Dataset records
/---
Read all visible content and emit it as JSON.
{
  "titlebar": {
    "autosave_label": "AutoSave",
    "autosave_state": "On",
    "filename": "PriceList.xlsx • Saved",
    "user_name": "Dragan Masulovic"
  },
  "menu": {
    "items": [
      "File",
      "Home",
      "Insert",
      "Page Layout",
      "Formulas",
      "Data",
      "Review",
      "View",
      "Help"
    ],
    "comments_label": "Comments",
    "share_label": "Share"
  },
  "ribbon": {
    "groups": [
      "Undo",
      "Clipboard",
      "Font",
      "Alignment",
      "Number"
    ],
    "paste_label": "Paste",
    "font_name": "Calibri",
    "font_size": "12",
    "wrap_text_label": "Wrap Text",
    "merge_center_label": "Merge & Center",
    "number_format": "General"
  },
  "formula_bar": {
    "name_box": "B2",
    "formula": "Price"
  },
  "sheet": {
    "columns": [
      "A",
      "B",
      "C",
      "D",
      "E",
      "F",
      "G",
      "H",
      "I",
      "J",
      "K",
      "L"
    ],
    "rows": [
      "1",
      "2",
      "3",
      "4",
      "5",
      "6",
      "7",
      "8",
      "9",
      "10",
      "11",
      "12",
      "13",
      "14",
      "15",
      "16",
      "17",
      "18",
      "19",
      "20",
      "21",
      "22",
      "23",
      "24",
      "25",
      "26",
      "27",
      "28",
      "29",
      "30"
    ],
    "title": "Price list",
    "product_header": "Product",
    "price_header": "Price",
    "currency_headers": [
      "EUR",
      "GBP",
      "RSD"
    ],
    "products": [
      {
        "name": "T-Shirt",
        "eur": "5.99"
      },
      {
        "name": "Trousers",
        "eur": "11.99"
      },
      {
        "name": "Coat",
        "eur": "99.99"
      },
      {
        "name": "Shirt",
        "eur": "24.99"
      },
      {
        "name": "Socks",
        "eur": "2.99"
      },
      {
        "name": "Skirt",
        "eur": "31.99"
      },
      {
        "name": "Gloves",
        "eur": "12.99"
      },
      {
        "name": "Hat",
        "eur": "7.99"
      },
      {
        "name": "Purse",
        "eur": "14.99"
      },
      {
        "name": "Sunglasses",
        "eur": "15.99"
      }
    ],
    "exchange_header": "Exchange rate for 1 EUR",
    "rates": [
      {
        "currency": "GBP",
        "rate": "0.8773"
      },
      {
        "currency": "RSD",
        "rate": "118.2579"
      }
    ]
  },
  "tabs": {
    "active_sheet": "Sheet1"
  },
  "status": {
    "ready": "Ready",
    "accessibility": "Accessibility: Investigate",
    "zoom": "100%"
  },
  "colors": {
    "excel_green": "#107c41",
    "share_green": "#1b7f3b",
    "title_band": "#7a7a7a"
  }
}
\---
Description of the task. Retype the whole listing, matching it exactly.

Written answer.
Read all visible content and emit it as JSON.
{
  "titlebar": {
    "autosave_label": "AutoSave",
    "autosave_state": "On",
    "filename": "PriceList.xlsx • Saved",
    "user_name": "Dragan Masulovic"
  },
  "menu": {
    "items": [
      "File",
      "Home",
      "Insert",
      "Page Layout",
      "Formulas",
      "Data",
      "Review",
      "View",
      "Help"
    ],
    "comments_label": "Comments",
    "share_label": "Share"
  },
  "ribbon": {
    "groups": [
      "Undo",
      "Clipboard",
      "Font",
      "Alignment",
      "Number"
    ],
    "paste_label": "Paste",
    "font_name": "Calibri",
    "font_size": "12",
    "wrap_text_label": "Wrap Text",
    "merge_center_label": "Merge & Center",
    "number_format": "General"
  },
  "formula_bar": {
    "name_box": "B2",
    "formula": "Price"
  },
  "sheet": {
    "columns": [
      "A",
      "B",
      "C",
      "D",
      "E",
      "F",
      "G",
      "H",
      "I",
      "J",
      "K",
      "L"
    ],
    "rows": [
      "1",
      "2",
      "3",
      "4",
      "5",
      "6",
      "7",
      "8",
      "9",
      "10",
      "11",
      "12",
      "13",
      "14",
      "15",
      "16",
      "17",
      "18",
      "19",
      "20",
      "21",
      "22",
      "23",
      "24",
      "25",
      "26",
      "27",
      "28",
      "29",
      "30"
    ],
    "title": "Price list",
    "product_header": "Product",
    "price_header": "Price",
    "currency_headers": [
      "EUR",
      "GBP",
      "RSD"
    ],
    "products": [
      {
        "name": "T-Shirt",
        "eur": "5.99"
      },
      {
        "name": "Trousers",
        "eur": "11.99"
      },
      {
        "name": "Coat",
        "eur": "99.99"
      },
      {
        "name": "Shirt",
        "eur": "24.99"
      },
      {
        "name": "Socks",
        "eur": "2.99"
      },
      {
        "name": "Skirt",
        "eur": "31.99"
      },
      {
        "name": "Gloves",
        "eur": "12.99"
      },
      {
        "name": "Hat",
        "eur": "7.99"
      },
      {
        "name": "Purse",
        "eur": "14.99"
      },
      {
        "name": "Sunglasses",
        "eur": "15.99"
      }
    ],
    "exchange_header": "Exchange rate for 1 EUR",
    "rates": [
      {
        "currency": "GBP",
        "rate": "0.8773"
      },
      {
        "currency": "RSD",
        "rate": "118.2579"
      }
    ]
  },
  "tabs": {
    "active_sheet": "Sheet1"
  },
  "status": {
    "ready": "Ready",
    "accessibility": "Accessibility: Investigate",
    "zoom": "100%"
  },
  "colors": {
    "excel_green": "#107c41",
    "share_green": "#1b7f3b",
    "title_band": "#7a7a7a"
  }
}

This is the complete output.